Give these records as a numbered list, leaving out any blank lines.
++++ PROVIDED MATERIAL
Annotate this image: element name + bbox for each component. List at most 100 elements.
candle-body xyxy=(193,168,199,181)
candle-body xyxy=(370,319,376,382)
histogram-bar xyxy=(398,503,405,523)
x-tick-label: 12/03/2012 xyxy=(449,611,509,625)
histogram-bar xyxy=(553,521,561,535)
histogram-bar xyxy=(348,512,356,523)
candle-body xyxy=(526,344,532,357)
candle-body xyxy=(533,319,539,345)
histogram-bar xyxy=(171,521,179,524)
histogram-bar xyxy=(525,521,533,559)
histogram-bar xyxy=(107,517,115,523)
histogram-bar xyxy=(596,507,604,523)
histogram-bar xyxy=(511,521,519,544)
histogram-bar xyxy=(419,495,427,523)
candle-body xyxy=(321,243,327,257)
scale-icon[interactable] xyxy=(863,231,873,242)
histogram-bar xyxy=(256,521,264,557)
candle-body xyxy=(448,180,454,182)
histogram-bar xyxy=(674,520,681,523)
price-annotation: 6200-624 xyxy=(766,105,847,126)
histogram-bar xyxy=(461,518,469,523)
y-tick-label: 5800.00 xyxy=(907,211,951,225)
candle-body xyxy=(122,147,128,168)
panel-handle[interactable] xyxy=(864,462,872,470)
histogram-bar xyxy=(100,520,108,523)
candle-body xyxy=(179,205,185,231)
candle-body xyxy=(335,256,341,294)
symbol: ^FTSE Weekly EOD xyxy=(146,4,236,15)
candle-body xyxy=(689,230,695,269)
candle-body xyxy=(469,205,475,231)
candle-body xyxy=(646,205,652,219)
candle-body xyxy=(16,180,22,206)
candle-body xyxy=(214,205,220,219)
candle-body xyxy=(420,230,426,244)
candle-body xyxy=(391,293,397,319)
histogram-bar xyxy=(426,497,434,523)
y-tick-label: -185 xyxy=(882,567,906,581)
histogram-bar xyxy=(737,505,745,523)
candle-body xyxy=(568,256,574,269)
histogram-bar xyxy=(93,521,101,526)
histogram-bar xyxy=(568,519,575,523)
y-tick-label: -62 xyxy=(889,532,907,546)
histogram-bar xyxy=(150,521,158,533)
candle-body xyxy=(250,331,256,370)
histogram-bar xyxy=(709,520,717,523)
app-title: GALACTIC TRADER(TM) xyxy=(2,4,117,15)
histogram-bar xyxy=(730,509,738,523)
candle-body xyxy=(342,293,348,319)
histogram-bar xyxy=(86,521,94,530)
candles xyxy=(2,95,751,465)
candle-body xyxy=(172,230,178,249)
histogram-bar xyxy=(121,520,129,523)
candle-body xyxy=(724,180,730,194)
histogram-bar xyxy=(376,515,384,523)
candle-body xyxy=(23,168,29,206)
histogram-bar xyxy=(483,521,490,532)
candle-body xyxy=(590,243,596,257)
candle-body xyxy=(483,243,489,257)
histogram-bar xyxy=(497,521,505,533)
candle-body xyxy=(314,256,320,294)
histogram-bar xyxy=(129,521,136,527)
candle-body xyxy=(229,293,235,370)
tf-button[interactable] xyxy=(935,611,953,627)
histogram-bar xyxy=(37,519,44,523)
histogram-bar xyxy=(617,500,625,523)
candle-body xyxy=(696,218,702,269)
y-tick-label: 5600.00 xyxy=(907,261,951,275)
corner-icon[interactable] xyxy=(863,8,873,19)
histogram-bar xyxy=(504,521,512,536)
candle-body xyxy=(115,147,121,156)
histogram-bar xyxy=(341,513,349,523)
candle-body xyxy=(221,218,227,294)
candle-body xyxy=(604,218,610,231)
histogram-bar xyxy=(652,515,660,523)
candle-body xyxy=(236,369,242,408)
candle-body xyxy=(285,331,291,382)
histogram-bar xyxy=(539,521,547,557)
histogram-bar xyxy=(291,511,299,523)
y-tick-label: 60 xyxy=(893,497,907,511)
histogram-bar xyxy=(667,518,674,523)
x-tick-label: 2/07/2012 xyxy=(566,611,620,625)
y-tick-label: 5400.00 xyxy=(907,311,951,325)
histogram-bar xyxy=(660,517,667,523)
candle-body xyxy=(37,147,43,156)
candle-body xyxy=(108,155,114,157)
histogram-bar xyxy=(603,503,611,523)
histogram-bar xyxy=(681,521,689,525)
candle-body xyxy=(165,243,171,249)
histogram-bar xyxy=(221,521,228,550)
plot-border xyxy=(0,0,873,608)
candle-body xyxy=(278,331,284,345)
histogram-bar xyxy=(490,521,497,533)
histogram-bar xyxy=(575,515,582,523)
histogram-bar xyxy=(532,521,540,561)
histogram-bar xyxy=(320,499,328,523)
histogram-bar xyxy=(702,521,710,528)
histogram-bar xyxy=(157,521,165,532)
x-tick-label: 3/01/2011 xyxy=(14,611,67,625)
++++++++
> [FULL ANSWER]
1. Annotate this image: element name + bbox for each component. List at most 100 elements.
2. candle-body xyxy=(193,168,199,181)
3. candle-body xyxy=(370,319,376,382)
4. histogram-bar xyxy=(398,503,405,523)
5. x-tick-label: 12/03/2012 xyxy=(449,611,509,625)
6. histogram-bar xyxy=(553,521,561,535)
7. histogram-bar xyxy=(348,512,356,523)
8. candle-body xyxy=(526,344,532,357)
9. candle-body xyxy=(533,319,539,345)
10. histogram-bar xyxy=(171,521,179,524)
11. histogram-bar xyxy=(525,521,533,559)
12. histogram-bar xyxy=(107,517,115,523)
13. histogram-bar xyxy=(596,507,604,523)
14. histogram-bar xyxy=(511,521,519,544)
15. histogram-bar xyxy=(419,495,427,523)
16. candle-body xyxy=(321,243,327,257)
17. scale-icon[interactable] xyxy=(863,231,873,242)
18. histogram-bar xyxy=(256,521,264,557)
19. candle-body xyxy=(448,180,454,182)
20. histogram-bar xyxy=(674,520,681,523)
21. price-annotation: 6200-624 xyxy=(766,105,847,126)
22. histogram-bar xyxy=(461,518,469,523)
23. y-tick-label: 5800.00 xyxy=(907,211,951,225)
24. candle-body xyxy=(122,147,128,168)
25. panel-handle[interactable] xyxy=(864,462,872,470)
26. histogram-bar xyxy=(100,520,108,523)
27. candle-body xyxy=(179,205,185,231)
28. candle-body xyxy=(335,256,341,294)
29. symbol: ^FTSE Weekly EOD xyxy=(146,4,236,15)
30. candle-body xyxy=(689,230,695,269)
31. candle-body xyxy=(469,205,475,231)
32. candle-body xyxy=(646,205,652,219)
33. candle-body xyxy=(16,180,22,206)
34. candle-body xyxy=(214,205,220,219)
35. candle-body xyxy=(420,230,426,244)
36. candle-body xyxy=(391,293,397,319)
37. histogram-bar xyxy=(426,497,434,523)
38. y-tick-label: -185 xyxy=(882,567,906,581)
39. histogram-bar xyxy=(737,505,745,523)
40. candle-body xyxy=(568,256,574,269)
41. histogram-bar xyxy=(93,521,101,526)
42. histogram-bar xyxy=(568,519,575,523)
43. y-tick-label: -62 xyxy=(889,532,907,546)
44. histogram-bar xyxy=(150,521,158,533)
45. candle-body xyxy=(250,331,256,370)
46. histogram-bar xyxy=(709,520,717,523)
47. app-title: GALACTIC TRADER(TM) xyxy=(2,4,117,15)
48. histogram-bar xyxy=(730,509,738,523)
49. candle-body xyxy=(342,293,348,319)
50. histogram-bar xyxy=(86,521,94,530)
51. candles xyxy=(2,95,751,465)
52. candle-body xyxy=(172,230,178,249)
53. histogram-bar xyxy=(121,520,129,523)
54. candle-body xyxy=(724,180,730,194)
55. histogram-bar xyxy=(376,515,384,523)
56. candle-body xyxy=(23,168,29,206)
57. histogram-bar xyxy=(483,521,490,532)
58. candle-body xyxy=(590,243,596,257)
59. candle-body xyxy=(483,243,489,257)
60. histogram-bar xyxy=(497,521,505,533)
61. candle-body xyxy=(314,256,320,294)
62. histogram-bar xyxy=(129,521,136,527)
63. candle-body xyxy=(229,293,235,370)
64. tf-button[interactable] xyxy=(935,611,953,627)
65. histogram-bar xyxy=(37,519,44,523)
66. histogram-bar xyxy=(617,500,625,523)
67. candle-body xyxy=(696,218,702,269)
68. y-tick-label: 5600.00 xyxy=(907,261,951,275)
69. corner-icon[interactable] xyxy=(863,8,873,19)
70. histogram-bar xyxy=(504,521,512,536)
71. candle-body xyxy=(115,147,121,156)
72. histogram-bar xyxy=(341,513,349,523)
73. candle-body xyxy=(221,218,227,294)
74. candle-body xyxy=(604,218,610,231)
75. histogram-bar xyxy=(652,515,660,523)
76. candle-body xyxy=(236,369,242,408)
77. candle-body xyxy=(285,331,291,382)
78. histogram-bar xyxy=(539,521,547,557)
79. histogram-bar xyxy=(291,511,299,523)
80. y-tick-label: 60 xyxy=(893,497,907,511)
81. histogram-bar xyxy=(667,518,674,523)
82. x-tick-label: 2/07/2012 xyxy=(566,611,620,625)
83. y-tick-label: 5400.00 xyxy=(907,311,951,325)
84. histogram-bar xyxy=(660,517,667,523)
85. candle-body xyxy=(37,147,43,156)
86. candle-body xyxy=(108,155,114,157)
87. histogram-bar xyxy=(603,503,611,523)
88. histogram-bar xyxy=(681,521,689,525)
89. candle-body xyxy=(165,243,171,249)
90. histogram-bar xyxy=(221,521,228,550)
91. plot-border xyxy=(0,0,873,608)
92. candle-body xyxy=(278,331,284,345)
93. histogram-bar xyxy=(490,521,497,533)
94. histogram-bar xyxy=(575,515,582,523)
95. histogram-bar xyxy=(532,521,540,561)
96. histogram-bar xyxy=(320,499,328,523)
97. histogram-bar xyxy=(702,521,710,528)
98. histogram-bar xyxy=(157,521,165,532)
99. x-tick-label: 3/01/2011 xyxy=(14,611,67,625)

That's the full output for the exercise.